>> begin

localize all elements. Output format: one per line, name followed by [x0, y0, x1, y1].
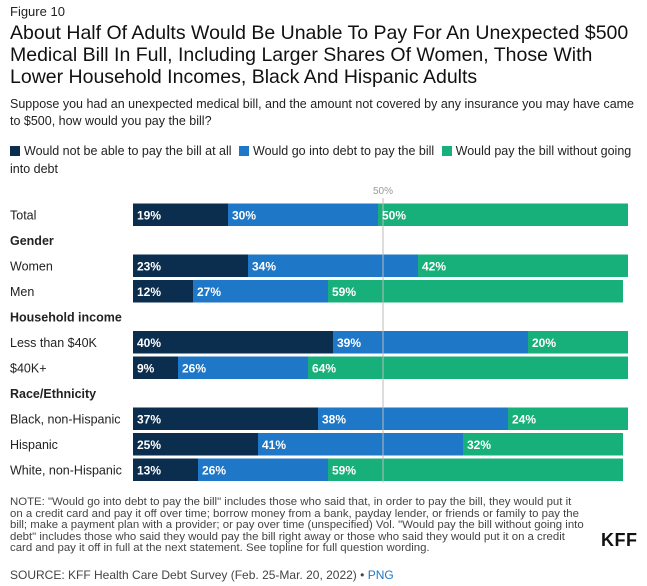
bar-segment — [258, 433, 463, 456]
legend-item-no-debt: Would pay the bill without going into de… — [10, 144, 631, 176]
row-label: Black, non-Hispanic — [10, 412, 120, 426]
chart-subtitle: Suppose you had an unexpected medical bi… — [10, 97, 635, 128]
bar-segment — [198, 458, 328, 481]
bar-segment — [418, 254, 628, 277]
legend-item-not-able: Would not be able to pay the bill at all — [10, 144, 232, 158]
data-label: 19% — [137, 208, 161, 222]
row-label: Women — [10, 259, 53, 273]
data-label: 42% — [422, 259, 446, 273]
footnote: NOTE: "Would go into debt to pay the bil… — [10, 496, 584, 554]
bar-segment — [228, 203, 378, 226]
legend-swatch-debt — [239, 146, 250, 156]
row-label: Hispanic — [10, 438, 58, 452]
data-label: 41% — [262, 438, 286, 452]
legend-label-not-able: Would not be able to pay the bill at all — [24, 144, 232, 158]
reference-line-label: 50% — [373, 186, 393, 197]
chart-title: About Half Of Adults Would Be Unable To … — [10, 22, 629, 88]
data-label: 34% — [252, 259, 276, 273]
data-label: 38% — [322, 412, 346, 426]
data-label: 23% — [137, 259, 161, 273]
data-label: 25% — [137, 438, 161, 452]
data-label: 50% — [382, 208, 406, 222]
data-label: 27% — [197, 285, 221, 299]
data-label: 24% — [512, 412, 536, 426]
bar-segment — [463, 433, 623, 456]
legend-swatch-no-debt — [441, 146, 452, 156]
data-label: 64% — [312, 361, 336, 375]
data-label: 26% — [202, 463, 226, 477]
row-label: Men — [10, 285, 34, 299]
bar-segment — [133, 331, 333, 354]
bar-segment — [333, 331, 528, 354]
data-label: 9% — [137, 361, 155, 375]
data-label: 59% — [332, 463, 356, 477]
kff-logo: KFF — [601, 530, 638, 550]
group-header: Household income — [10, 310, 122, 324]
data-label: 26% — [182, 361, 206, 375]
legend-label-no-debt: Would pay the bill without going into de… — [10, 144, 632, 176]
chart-legend: Would not be able to pay the bill at all… — [10, 142, 640, 178]
data-label: 32% — [467, 438, 491, 452]
bar-segment — [133, 458, 198, 481]
row-label: Total — [10, 208, 36, 222]
data-label: 59% — [332, 285, 356, 299]
bar-segment — [133, 356, 178, 379]
bar-segment — [178, 356, 308, 379]
group-header: Gender — [10, 234, 54, 248]
bar-segment — [193, 280, 328, 303]
bar-segment — [508, 407, 628, 430]
figure-label: Figure 10 — [10, 4, 65, 19]
row-label: $40K+ — [10, 361, 47, 375]
bar-segment — [328, 280, 623, 303]
source-line: SOURCE: KFF Health Care Debt Survey (Feb… — [10, 568, 394, 582]
bar-segment — [378, 203, 628, 226]
data-label: 12% — [137, 285, 161, 299]
bar-segment — [133, 433, 258, 456]
bar-segment — [308, 356, 628, 379]
legend-swatch-not-able — [10, 146, 20, 156]
group-header: Race/Ethnicity — [10, 387, 96, 401]
legend-label-debt: Would go into debt to pay the bill — [253, 144, 435, 158]
stacked-bar-chart: Total Gender Women Men Household income Less … — [10, 186, 628, 483]
data-label: 13% — [137, 463, 161, 477]
bar-segment — [133, 203, 228, 226]
data-label: 39% — [337, 336, 361, 350]
bar-segment — [528, 331, 628, 354]
bar-segment — [133, 407, 318, 430]
bar-segment — [133, 254, 248, 277]
bar-segment — [328, 458, 623, 481]
row-label: White, non-Hispanic — [10, 463, 122, 477]
source-text: SOURCE: KFF Health Care Debt Survey (Feb… — [10, 568, 365, 582]
data-label: 20% — [532, 336, 556, 350]
bar-segment — [318, 407, 508, 430]
data-label: 37% — [137, 412, 161, 426]
bar-segment — [133, 280, 193, 303]
bar-segment — [248, 254, 418, 277]
data-label: 30% — [232, 208, 256, 222]
data-label: 40% — [137, 336, 161, 350]
row-label: Less than $40K — [10, 336, 98, 350]
legend-item-debt: Would go into debt to pay the bill — [239, 144, 434, 158]
png-download-link[interactable]: PNG — [367, 568, 394, 582]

>> end

> [What is asked]: Update the rows from the line with "bar-segment — [258, 433, 463, 456]" up to and including the line with "row-label: Black, non-Hispanic", swapping "Would pay" for "Could pay" and leaving everything else the same. Return only those lines.

> [Answer]:
bar-segment — [258, 433, 463, 456]
legend-item-no-debt: Could pay the bill without going into de… — [10, 144, 631, 176]
row-label: Black, non-Hispanic — [10, 412, 120, 426]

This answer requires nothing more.